GOAL OF THE EXERCISE –
Can you print the data exactly and leave out each image?

INPUT MATERIAL –
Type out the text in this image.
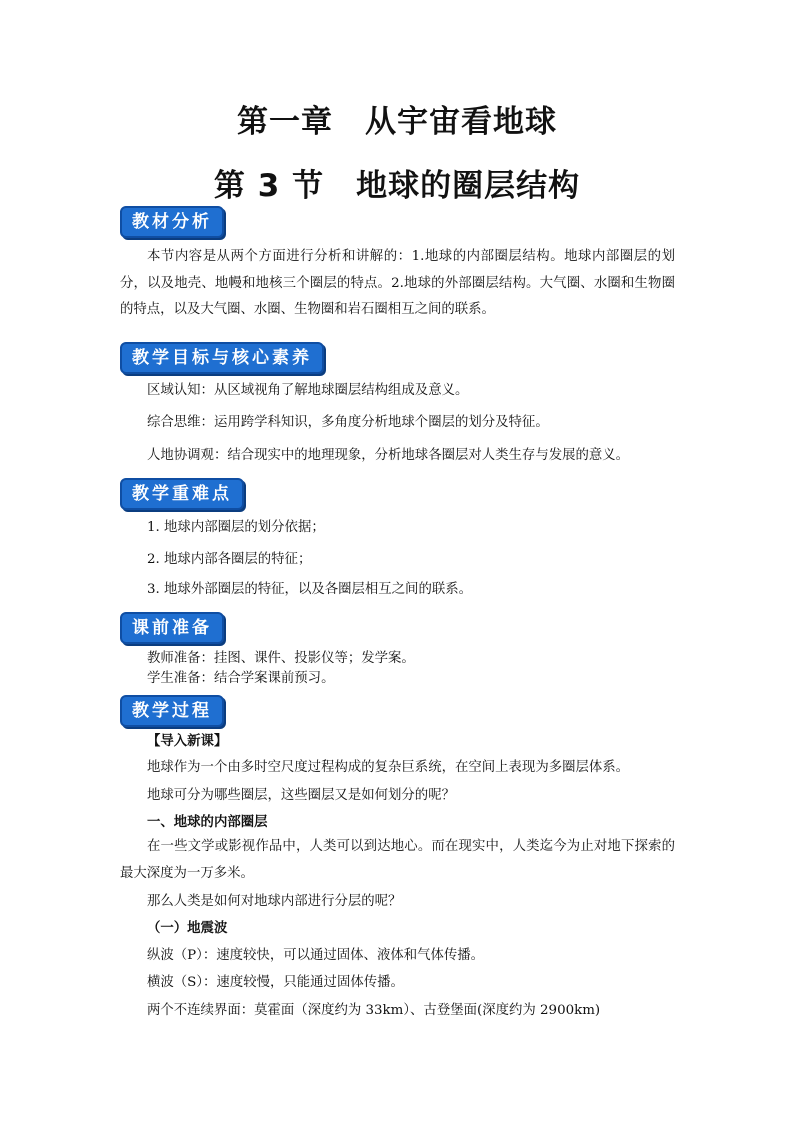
第一章　从宇宙看地球
第 3 节　地球的圈层结构
教材分析
本节内容是从两个方面进行分析和讲解的：1.地球的内部圈层结构。地球内部圈层的划分，以及地壳、地幔和地核三个圈层的特点。2.地球的外部圈层结构。大气圈、水圈和生物圈的特点，以及大气圈、水圈、生物圈和岩石圈相互之间的联系。
教学目标与核心素养
区域认知：从区域视角了解地球圈层结构组成及意义。
综合思维：运用跨学科知识，多角度分析地球个圈层的划分及特征。
人地协调观：结合现实中的地理现象，分析地球各圈层对人类生存与发展的意义。
教学重难点
1. 地球内部圈层的划分依据；
2. 地球内部各圈层的特征；
3. 地球外部圈层的特征，以及各圈层相互之间的联系。
课前准备
教师准备：挂图、课件、投影仪等；发学案。
学生准备：结合学案课前预习。
教学过程
【导入新课】
地球作为一个由多时空尺度过程构成的复杂巨系统，在空间上表现为多圈层体系。
地球可分为哪些圈层，这些圈层又是如何划分的呢？
一、地球的内部圈层
在一些文学或影视作品中，人类可以到达地心。而在现实中，人类迄今为止对地下探索的最大深度为一万多米。
那么人类是如何对地球内部进行分层的呢？
（一）地震波
纵波（P）：速度较快，可以通过固体、液体和气体传播。
横波（S）：速度较慢，只能通过固体传播。
两个不连续界面：莫霍面（深度约为 33km）、古登堡面(深度约为 2900km)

WRITTEN SOLUTION –
Type out the text in this image.
第一章　从宇宙看地球
第 3 节　地球的圈层结构
教材分析
本节内容是从两个方面进行分析和讲解的：1.地球的内部圈层结构。地球内部圈层的划分，以及地壳、地幔和地核三个圈层的特点。2.地球的外部圈层结构。大气圈、水圈和生物圈的特点，以及大气圈、水圈、生物圈和岩石圈相互之间的联系。
教学目标与核心素养
区域认知：从区域视角了解地球圈层结构组成及意义。
综合思维：运用跨学科知识，多角度分析地球个圈层的划分及特征。
人地协调观：结合现实中的地理现象，分析地球各圈层对人类生存与发展的意义。
教学重难点
1. 地球内部圈层的划分依据；
2. 地球内部各圈层的特征；
3. 地球外部圈层的特征，以及各圈层相互之间的联系。
课前准备
教师准备：挂图、课件、投影仪等；发学案。
学生准备：结合学案课前预习。
教学过程
【导入新课】
地球作为一个由多时空尺度过程构成的复杂巨系统，在空间上表现为多圈层体系。
地球可分为哪些圈层，这些圈层又是如何划分的呢？
一、地球的内部圈层
在一些文学或影视作品中，人类可以到达地心。而在现实中，人类迄今为止对地下探索的最大深度为一万多米。
那么人类是如何对地球内部进行分层的呢？
（一）地震波
纵波（P）：速度较快，可以通过固体、液体和气体传播。
横波（S）：速度较慢，只能通过固体传播。
两个不连续界面：莫霍面（深度约为 33km）、古登堡面(深度约为 2900km)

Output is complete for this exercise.